---- PROVIDED DATA

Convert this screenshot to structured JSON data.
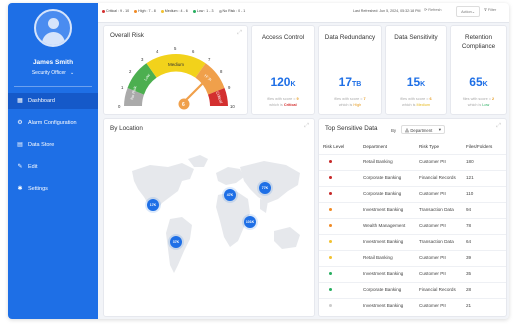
{
  "sidebar": {
    "user_name": "James Smith",
    "user_role": "Security Officer",
    "items": [
      {
        "label": "Dashboard",
        "icon": "dashboard-icon",
        "active": true
      },
      {
        "label": "Alarm Configuration",
        "icon": "alarm-icon",
        "active": false
      },
      {
        "label": "Data Store",
        "icon": "database-icon",
        "active": false
      },
      {
        "label": "Edit",
        "icon": "edit-icon",
        "active": false
      },
      {
        "label": "Settings",
        "icon": "gear-icon",
        "active": false
      }
    ]
  },
  "topbar": {
    "legend": [
      {
        "label": "Critical : 9 - 10",
        "color": "#d32f2f"
      },
      {
        "label": "High : 7 - 8",
        "color": "#f08a24"
      },
      {
        "label": "Medium : 4 - 6",
        "color": "#f2c230"
      },
      {
        "label": "Low : 1 - 3",
        "color": "#27ae60"
      },
      {
        "label": "No Risk : 0 - 1",
        "color": "#bbbbbb"
      }
    ],
    "refreshed": "Last Refreshed: Jun 5, 2024, 05:32:18 PM",
    "refresh_label": "Refresh",
    "action_label": "Action",
    "filter_label": "Filter"
  },
  "overall_risk": {
    "title": "Overall Risk",
    "gauge_value": "6",
    "gauge_ticks": [
      "0",
      "1",
      "2",
      "3",
      "4",
      "5",
      "6",
      "7",
      "8",
      "9",
      "10"
    ],
    "zones": [
      "No Risk",
      "Low",
      "Medium",
      "High",
      "Critical"
    ]
  },
  "metrics": [
    {
      "title": "Access Control",
      "value": "120",
      "unit": "K",
      "note_prefix": "files with score = ",
      "score": "9",
      "note_mid": "which is ",
      "level": "Critical",
      "level_class": "crit"
    },
    {
      "title": "Data Redundancy",
      "value": "17",
      "unit": "TB",
      "note_prefix": "files with score = ",
      "score": "7",
      "note_mid": "which is ",
      "level": "High",
      "level_class": "high"
    },
    {
      "title": "Data Sensitivity",
      "value": "15",
      "unit": "K",
      "note_prefix": "files with score = ",
      "score": "6",
      "note_mid": "which is ",
      "level": "Medium",
      "level_class": "med"
    },
    {
      "title": "Retention Compliance",
      "value": "65",
      "unit": "K",
      "note_prefix": "files with score = ",
      "score": "2",
      "note_mid": "which is ",
      "level": "Low",
      "level_class": "low"
    }
  ],
  "by_location": {
    "title": "By Location",
    "bubbles": [
      "17K",
      "47K",
      "77K",
      "101K",
      "37K"
    ]
  },
  "top_sensitive": {
    "title": "Top Sensitive Data",
    "by_label": "By",
    "group_by": "Department",
    "headers": [
      "Risk Level",
      "Department",
      "Risk Type",
      "Files/Folders"
    ],
    "rows": [
      {
        "color": "#c62828",
        "department": "Retail Banking",
        "risk_type": "Customer PII",
        "files": "180"
      },
      {
        "color": "#c62828",
        "department": "Corporate Banking",
        "risk_type": "Financial Records",
        "files": "121"
      },
      {
        "color": "#c62828",
        "department": "Corporate Banking",
        "risk_type": "Customer PII",
        "files": "110"
      },
      {
        "color": "#f08a24",
        "department": "Investment Banking",
        "risk_type": "Transaction Data",
        "files": "94"
      },
      {
        "color": "#f08a24",
        "department": "Wealth Management",
        "risk_type": "Customer PII",
        "files": "78"
      },
      {
        "color": "#f2c230",
        "department": "Investment Banking",
        "risk_type": "Transaction Data",
        "files": "64"
      },
      {
        "color": "#f2c230",
        "department": "Retail Banking",
        "risk_type": "Customer PII",
        "files": "39"
      },
      {
        "color": "#27ae60",
        "department": "Investment Banking",
        "risk_type": "Customer PII",
        "files": "35"
      },
      {
        "color": "#27ae60",
        "department": "Corporate Banking",
        "risk_type": "Financial Records",
        "files": "28"
      },
      {
        "color": "#cccccc",
        "department": "Investment Banking",
        "risk_type": "Customer PII",
        "files": "21"
      }
    ]
  }
}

--------

DO THIS. Make an exact copy of every record, pictures excluded.

OUTPUT FOR THIS EXERCISE.
Convert this screenshot to structured JSON data.
{
  "sidebar": {
    "user_name": "James Smith",
    "user_role": "Security Officer",
    "items": [
      {
        "label": "Dashboard",
        "icon": "dashboard-icon",
        "active": true
      },
      {
        "label": "Alarm Configuration",
        "icon": "alarm-icon",
        "active": false
      },
      {
        "label": "Data Store",
        "icon": "database-icon",
        "active": false
      },
      {
        "label": "Edit",
        "icon": "edit-icon",
        "active": false
      },
      {
        "label": "Settings",
        "icon": "gear-icon",
        "active": false
      }
    ]
  },
  "topbar": {
    "legend": [
      {
        "label": "Critical : 9 - 10",
        "color": "#d32f2f"
      },
      {
        "label": "High : 7 - 8",
        "color": "#f08a24"
      },
      {
        "label": "Medium : 4 - 6",
        "color": "#f2c230"
      },
      {
        "label": "Low : 1 - 3",
        "color": "#27ae60"
      },
      {
        "label": "No Risk : 0 - 1",
        "color": "#bbbbbb"
      }
    ],
    "refreshed": "Last Refreshed: Jun 5, 2024, 05:32:18 PM",
    "refresh_label": "Refresh",
    "action_label": "Action",
    "filter_label": "Filter"
  },
  "overall_risk": {
    "title": "Overall Risk",
    "gauge_value": "6",
    "gauge_ticks": [
      "0",
      "1",
      "2",
      "3",
      "4",
      "5",
      "6",
      "7",
      "8",
      "9",
      "10"
    ],
    "zones": [
      "No Risk",
      "Low",
      "Medium",
      "High",
      "Critical"
    ]
  },
  "metrics": [
    {
      "title": "Access Control",
      "value": "120",
      "unit": "K",
      "note_prefix": "files with score = ",
      "score": "9",
      "note_mid": "which is ",
      "level": "Critical",
      "level_class": "crit"
    },
    {
      "title": "Data Redundancy",
      "value": "17",
      "unit": "TB",
      "note_prefix": "files with score = ",
      "score": "7",
      "note_mid": "which is ",
      "level": "High",
      "level_class": "high"
    },
    {
      "title": "Data Sensitivity",
      "value": "15",
      "unit": "K",
      "note_prefix": "files with score = ",
      "score": "6",
      "note_mid": "which is ",
      "level": "Medium",
      "level_class": "med"
    },
    {
      "title": "Retention Compliance",
      "value": "65",
      "unit": "K",
      "note_prefix": "files with score = ",
      "score": "2",
      "note_mid": "which is ",
      "level": "Low",
      "level_class": "low"
    }
  ],
  "by_location": {
    "title": "By Location",
    "bubbles": [
      "17K",
      "47K",
      "77K",
      "101K",
      "37K"
    ]
  },
  "top_sensitive": {
    "title": "Top Sensitive Data",
    "by_label": "By",
    "group_by": "Department",
    "headers": [
      "Risk Level",
      "Department",
      "Risk Type",
      "Files/Folders"
    ],
    "rows": [
      {
        "color": "#c62828",
        "department": "Retail Banking",
        "risk_type": "Customer PII",
        "files": "180"
      },
      {
        "color": "#c62828",
        "department": "Corporate Banking",
        "risk_type": "Financial Records",
        "files": "121"
      },
      {
        "color": "#c62828",
        "department": "Corporate Banking",
        "risk_type": "Customer PII",
        "files": "110"
      },
      {
        "color": "#f08a24",
        "department": "Investment Banking",
        "risk_type": "Transaction Data",
        "files": "94"
      },
      {
        "color": "#f08a24",
        "department": "Wealth Management",
        "risk_type": "Customer PII",
        "files": "78"
      },
      {
        "color": "#f2c230",
        "department": "Investment Banking",
        "risk_type": "Transaction Data",
        "files": "64"
      },
      {
        "color": "#f2c230",
        "department": "Retail Banking",
        "risk_type": "Customer PII",
        "files": "39"
      },
      {
        "color": "#27ae60",
        "department": "Investment Banking",
        "risk_type": "Customer PII",
        "files": "35"
      },
      {
        "color": "#27ae60",
        "department": "Corporate Banking",
        "risk_type": "Financial Records",
        "files": "28"
      },
      {
        "color": "#cccccc",
        "department": "Investment Banking",
        "risk_type": "Customer PII",
        "files": "21"
      }
    ]
  }
}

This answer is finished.